** BEGIN Input material **

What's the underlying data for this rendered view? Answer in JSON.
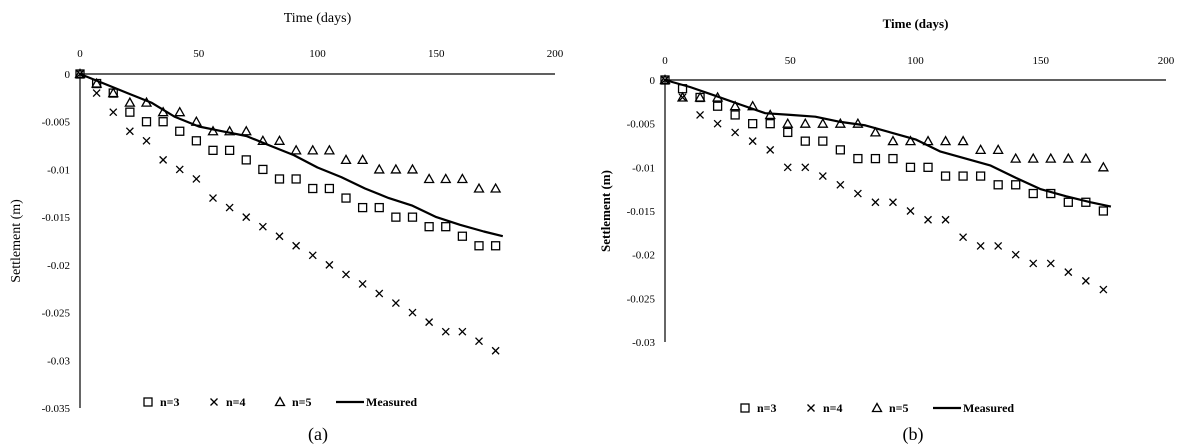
{
  "chart_data": [
    {
      "type": "scatter",
      "panel_label": "(a)",
      "xlabel": "Time (days)",
      "ylabel": "Settlement (m)",
      "xlim": [
        0,
        200
      ],
      "ylim": [
        -0.035,
        0
      ],
      "x_ticks": [
        0,
        50,
        100,
        150,
        200
      ],
      "x_tick_labels": [
        "0",
        "50",
        "100",
        "150",
        "200"
      ],
      "y_ticks": [
        0,
        -0.005,
        -0.01,
        -0.015,
        -0.02,
        -0.025,
        -0.03,
        -0.035
      ],
      "y_tick_labels": [
        "0",
        "-0.005",
        "-0.01",
        "-0.015",
        "-0.02",
        "-0.025",
        "-0.03",
        "-0.035"
      ],
      "x_axis_position": "top",
      "legend_position": "bottom",
      "series": [
        {
          "name": "n=3",
          "marker": "square",
          "x": [
            0,
            7,
            14,
            21,
            28,
            35,
            42,
            49,
            56,
            63,
            70,
            77,
            84,
            91,
            98,
            105,
            112,
            119,
            126,
            133,
            140,
            147,
            154,
            161,
            168,
            175
          ],
          "y": [
            0,
            -0.001,
            -0.002,
            -0.004,
            -0.005,
            -0.005,
            -0.006,
            -0.007,
            -0.008,
            -0.008,
            -0.009,
            -0.01,
            -0.011,
            -0.011,
            -0.012,
            -0.012,
            -0.013,
            -0.014,
            -0.014,
            -0.015,
            -0.015,
            -0.016,
            -0.016,
            -0.017,
            -0.018,
            -0.018
          ]
        },
        {
          "name": "n=4",
          "marker": "cross",
          "x": [
            0,
            7,
            14,
            21,
            28,
            35,
            42,
            49,
            56,
            63,
            70,
            77,
            84,
            91,
            98,
            105,
            112,
            119,
            126,
            133,
            140,
            147,
            154,
            161,
            168,
            175
          ],
          "y": [
            0,
            -0.002,
            -0.004,
            -0.006,
            -0.007,
            -0.009,
            -0.01,
            -0.011,
            -0.013,
            -0.014,
            -0.015,
            -0.016,
            -0.017,
            -0.018,
            -0.019,
            -0.02,
            -0.021,
            -0.022,
            -0.023,
            -0.024,
            -0.025,
            -0.026,
            -0.027,
            -0.027,
            -0.028,
            -0.029
          ]
        },
        {
          "name": "n=5",
          "marker": "triangle",
          "x": [
            0,
            7,
            14,
            21,
            28,
            35,
            42,
            49,
            56,
            63,
            70,
            77,
            84,
            91,
            98,
            105,
            112,
            119,
            126,
            133,
            140,
            147,
            154,
            161,
            168,
            175
          ],
          "y": [
            0,
            -0.001,
            -0.002,
            -0.003,
            -0.003,
            -0.004,
            -0.004,
            -0.005,
            -0.006,
            -0.006,
            -0.006,
            -0.007,
            -0.007,
            -0.008,
            -0.008,
            -0.008,
            -0.009,
            -0.009,
            -0.01,
            -0.01,
            -0.01,
            -0.011,
            -0.011,
            -0.011,
            -0.012,
            -0.012
          ]
        },
        {
          "name": "Measured",
          "marker": "line",
          "x": [
            0,
            10,
            20,
            30,
            40,
            50,
            60,
            70,
            80,
            90,
            100,
            110,
            120,
            130,
            140,
            150,
            160,
            170,
            178
          ],
          "y": [
            0,
            -0.001,
            -0.002,
            -0.003,
            -0.0045,
            -0.0055,
            -0.006,
            -0.0065,
            -0.0075,
            -0.0085,
            -0.0098,
            -0.0108,
            -0.012,
            -0.013,
            -0.0138,
            -0.015,
            -0.0158,
            -0.0165,
            -0.017
          ]
        }
      ]
    },
    {
      "type": "scatter",
      "panel_label": "(b)",
      "xlabel": "Time (days)",
      "ylabel": "Settlement (m)",
      "xlim": [
        0,
        200
      ],
      "ylim": [
        -0.03,
        0
      ],
      "x_ticks": [
        0,
        50,
        100,
        150,
        200
      ],
      "x_tick_labels": [
        "0",
        "50",
        "100",
        "150",
        "200"
      ],
      "y_ticks": [
        0,
        -0.005,
        -0.01,
        -0.015,
        -0.02,
        -0.025,
        -0.03
      ],
      "y_tick_labels": [
        "0",
        "-0.005",
        "-0.01",
        "-0.015",
        "-0.02",
        "-0.025",
        "-0.03"
      ],
      "x_axis_position": "top",
      "legend_position": "bottom",
      "series": [
        {
          "name": "n=3",
          "marker": "square",
          "x": [
            0,
            7,
            14,
            21,
            28,
            35,
            42,
            49,
            56,
            63,
            70,
            77,
            84,
            91,
            98,
            105,
            112,
            119,
            126,
            133,
            140,
            147,
            154,
            161,
            168,
            175
          ],
          "y": [
            0,
            -0.001,
            -0.002,
            -0.003,
            -0.004,
            -0.005,
            -0.005,
            -0.006,
            -0.007,
            -0.007,
            -0.008,
            -0.009,
            -0.009,
            -0.009,
            -0.01,
            -0.01,
            -0.011,
            -0.011,
            -0.011,
            -0.012,
            -0.012,
            -0.013,
            -0.013,
            -0.014,
            -0.014,
            -0.015
          ]
        },
        {
          "name": "n=4",
          "marker": "cross",
          "x": [
            0,
            7,
            14,
            21,
            28,
            35,
            42,
            49,
            56,
            63,
            70,
            77,
            84,
            91,
            98,
            105,
            112,
            119,
            126,
            133,
            140,
            147,
            154,
            161,
            168,
            175
          ],
          "y": [
            0,
            -0.002,
            -0.004,
            -0.005,
            -0.006,
            -0.007,
            -0.008,
            -0.01,
            -0.01,
            -0.011,
            -0.012,
            -0.013,
            -0.014,
            -0.014,
            -0.015,
            -0.016,
            -0.016,
            -0.018,
            -0.019,
            -0.019,
            -0.02,
            -0.021,
            -0.021,
            -0.022,
            -0.023,
            -0.024
          ]
        },
        {
          "name": "n=5",
          "marker": "triangle",
          "x": [
            0,
            7,
            14,
            21,
            28,
            35,
            42,
            49,
            56,
            63,
            70,
            77,
            84,
            91,
            98,
            105,
            112,
            119,
            126,
            133,
            140,
            147,
            154,
            161,
            168,
            175
          ],
          "y": [
            0,
            -0.002,
            -0.002,
            -0.002,
            -0.003,
            -0.003,
            -0.004,
            -0.005,
            -0.005,
            -0.005,
            -0.005,
            -0.005,
            -0.006,
            -0.007,
            -0.007,
            -0.007,
            -0.007,
            -0.007,
            -0.008,
            -0.008,
            -0.009,
            -0.009,
            -0.009,
            -0.009,
            -0.009,
            -0.01
          ]
        },
        {
          "name": "Measured",
          "marker": "line",
          "x": [
            0,
            10,
            20,
            30,
            40,
            50,
            60,
            70,
            80,
            90,
            100,
            110,
            120,
            130,
            140,
            150,
            160,
            170,
            178
          ],
          "y": [
            0,
            -0.0008,
            -0.0018,
            -0.0028,
            -0.0038,
            -0.004,
            -0.0042,
            -0.0048,
            -0.0052,
            -0.006,
            -0.0068,
            -0.0082,
            -0.009,
            -0.0098,
            -0.0112,
            -0.0125,
            -0.0133,
            -0.014,
            -0.0145
          ]
        }
      ]
    }
  ]
}
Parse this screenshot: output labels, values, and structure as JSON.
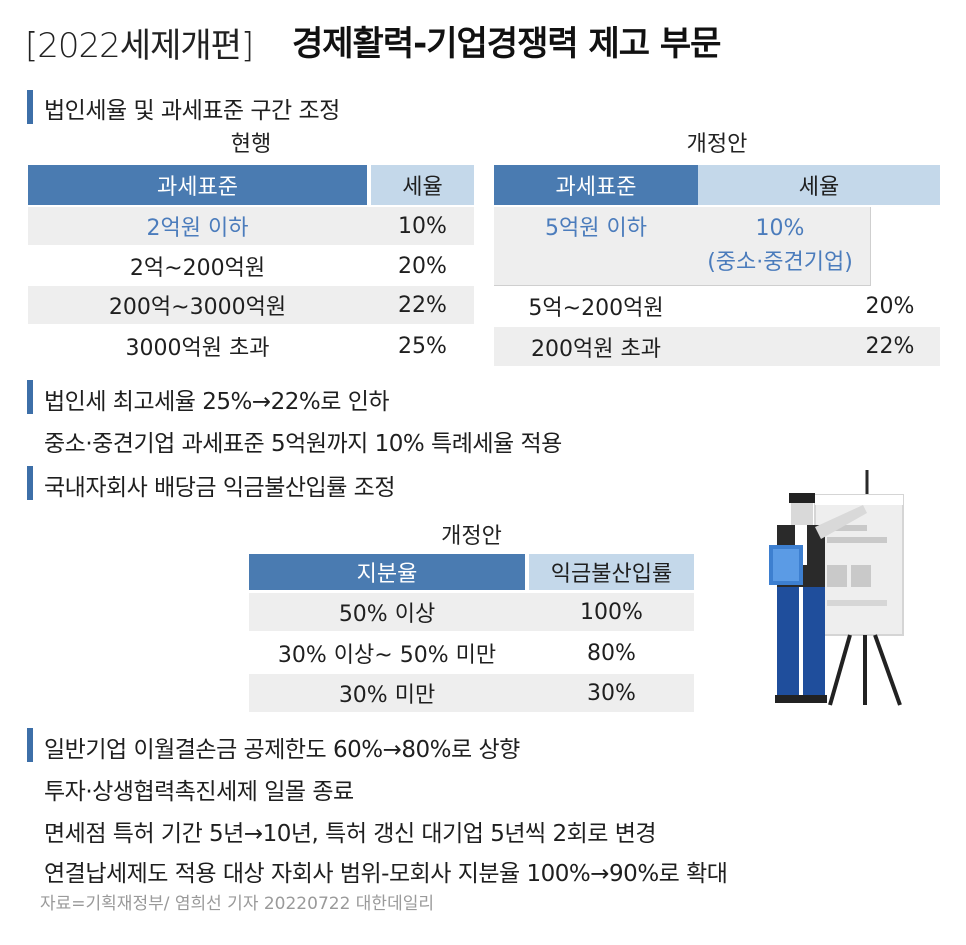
{
  "title": {
    "bracket": "[2022세제개편]",
    "main": "경제활력-기업경쟁력 제고 부문"
  },
  "section1": {
    "heading": "법인세율 및 과세표준 구간 조정",
    "current": {
      "caption": "현행",
      "headers": [
        "과세표준",
        "세율"
      ],
      "rows": [
        [
          "2억원 이하",
          "10%"
        ],
        [
          "2억~200억원",
          "20%"
        ],
        [
          "200억~3000억원",
          "22%"
        ],
        [
          "3000억원 초과",
          "25%"
        ]
      ]
    },
    "proposed": {
      "caption": "개정안",
      "headers": [
        "과세표준",
        "세율"
      ],
      "merged_row": {
        "base": "5억원 이하",
        "rate_line1": "10%",
        "rate_line2": "(중소·중견기업)"
      },
      "rows": [
        [
          "5억~200억원",
          "20%"
        ],
        [
          "200억원 초과",
          "22%"
        ]
      ]
    }
  },
  "bullets1": [
    "법인세 최고세율 25%→22%로 인하",
    "중소·중견기업 과세표준 5억원까지 10% 특례세율 적용"
  ],
  "section2": {
    "heading": "국내자회사 배당금 익금불산입률 조정",
    "caption": "개정안",
    "headers": [
      "지분율",
      "익금불산입률"
    ],
    "rows": [
      [
        "50% 이상",
        "100%"
      ],
      [
        "30% 이상~ 50% 미만",
        "80%"
      ],
      [
        "30% 미만",
        "30%"
      ]
    ]
  },
  "bullets2": [
    "일반기업 이월결손금 공제한도 60%→80%로 상향",
    "투자·상생협력촉진세제 일몰 종료",
    "면세점 특허 기간 5년→10년, 특허 갱신 대기업 5년씩 2회로 변경",
    "연결납세제도 적용 대상 자회사 범위-모회사 지분율 100%→90%로 확대"
  ],
  "source": "자료=기획재정부/ 염희선 기자 20220722 대한데일리",
  "colors": {
    "accent": "#4a7bb1",
    "light_header": "#c4d8ea",
    "highlight_text": "#4b7cbc",
    "row_shade": "#eeeeee"
  },
  "illustration": "presenter-with-easel-icon"
}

** END Input material **

**Task statement**
From the entries above, copy each line holding "this".

**Task result**
What's the underlying data for this rendered view? Answer in JSON.
Parse this screenshot: output labels, values, and structure as JSON.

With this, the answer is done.